=== Materials provided ===
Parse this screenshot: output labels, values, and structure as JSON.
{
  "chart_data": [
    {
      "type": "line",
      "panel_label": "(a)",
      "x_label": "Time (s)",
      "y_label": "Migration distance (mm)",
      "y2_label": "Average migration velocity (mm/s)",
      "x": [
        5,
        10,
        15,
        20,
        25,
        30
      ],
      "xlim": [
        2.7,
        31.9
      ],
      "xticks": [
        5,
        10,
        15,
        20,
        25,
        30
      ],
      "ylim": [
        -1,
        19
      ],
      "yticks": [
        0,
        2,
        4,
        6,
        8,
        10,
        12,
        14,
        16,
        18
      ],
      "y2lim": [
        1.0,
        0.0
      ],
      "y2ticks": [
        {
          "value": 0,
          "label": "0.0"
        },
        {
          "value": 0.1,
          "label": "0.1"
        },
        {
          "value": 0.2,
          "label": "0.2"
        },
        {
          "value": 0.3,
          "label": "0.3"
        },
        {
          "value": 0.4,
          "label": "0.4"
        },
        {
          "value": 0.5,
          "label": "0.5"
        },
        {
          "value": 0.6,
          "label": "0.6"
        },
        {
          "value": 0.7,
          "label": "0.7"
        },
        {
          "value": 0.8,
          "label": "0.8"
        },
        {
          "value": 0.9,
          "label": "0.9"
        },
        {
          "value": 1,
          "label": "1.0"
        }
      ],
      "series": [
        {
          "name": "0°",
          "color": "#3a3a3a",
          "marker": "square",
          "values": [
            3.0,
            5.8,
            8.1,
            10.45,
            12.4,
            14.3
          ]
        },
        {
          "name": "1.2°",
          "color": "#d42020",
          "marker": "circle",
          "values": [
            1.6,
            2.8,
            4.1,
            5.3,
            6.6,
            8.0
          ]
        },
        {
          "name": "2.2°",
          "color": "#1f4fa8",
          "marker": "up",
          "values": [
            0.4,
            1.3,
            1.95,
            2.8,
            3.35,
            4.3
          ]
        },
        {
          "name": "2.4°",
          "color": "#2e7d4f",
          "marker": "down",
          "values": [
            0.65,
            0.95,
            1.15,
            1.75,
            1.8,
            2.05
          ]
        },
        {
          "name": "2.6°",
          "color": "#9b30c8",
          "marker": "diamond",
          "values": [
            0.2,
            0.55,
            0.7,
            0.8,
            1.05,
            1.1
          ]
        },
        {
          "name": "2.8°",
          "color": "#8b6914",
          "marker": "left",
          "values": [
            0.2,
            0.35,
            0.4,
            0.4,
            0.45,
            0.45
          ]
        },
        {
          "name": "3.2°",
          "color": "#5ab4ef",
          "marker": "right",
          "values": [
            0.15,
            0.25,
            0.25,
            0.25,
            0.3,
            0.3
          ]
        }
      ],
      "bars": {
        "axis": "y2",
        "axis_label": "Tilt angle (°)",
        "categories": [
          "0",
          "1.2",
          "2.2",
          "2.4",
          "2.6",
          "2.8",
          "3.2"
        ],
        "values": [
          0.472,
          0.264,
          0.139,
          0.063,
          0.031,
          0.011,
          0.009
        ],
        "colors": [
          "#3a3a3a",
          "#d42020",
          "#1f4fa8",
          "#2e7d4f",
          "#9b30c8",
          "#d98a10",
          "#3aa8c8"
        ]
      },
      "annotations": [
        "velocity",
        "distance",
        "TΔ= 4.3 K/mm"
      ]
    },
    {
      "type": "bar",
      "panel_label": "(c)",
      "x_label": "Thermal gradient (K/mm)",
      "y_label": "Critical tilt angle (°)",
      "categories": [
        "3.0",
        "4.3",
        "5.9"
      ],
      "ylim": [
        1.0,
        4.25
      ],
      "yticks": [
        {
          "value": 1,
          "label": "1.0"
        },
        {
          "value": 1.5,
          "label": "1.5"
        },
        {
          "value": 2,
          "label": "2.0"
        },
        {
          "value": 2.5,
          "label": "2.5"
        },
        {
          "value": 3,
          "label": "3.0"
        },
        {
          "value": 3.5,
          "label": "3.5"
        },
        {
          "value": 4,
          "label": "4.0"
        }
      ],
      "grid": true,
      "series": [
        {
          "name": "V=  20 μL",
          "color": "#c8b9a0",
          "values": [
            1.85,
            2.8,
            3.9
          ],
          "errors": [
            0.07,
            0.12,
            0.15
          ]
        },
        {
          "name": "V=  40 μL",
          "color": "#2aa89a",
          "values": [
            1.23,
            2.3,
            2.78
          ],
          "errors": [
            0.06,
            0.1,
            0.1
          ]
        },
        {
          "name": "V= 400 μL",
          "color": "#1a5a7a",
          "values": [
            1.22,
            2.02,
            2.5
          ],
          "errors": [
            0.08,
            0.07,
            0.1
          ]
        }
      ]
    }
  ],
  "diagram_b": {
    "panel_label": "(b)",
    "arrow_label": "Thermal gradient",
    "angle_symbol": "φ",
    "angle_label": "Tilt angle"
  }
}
===
Pick out, from the lines above, every one that contains the string "marker".

Reply to the exercise:
          "marker": "square",
          "marker": "circle",
          "marker": "up",
          "marker": "down",
          "marker": "diamond",
          "marker": "left",
          "marker": "right",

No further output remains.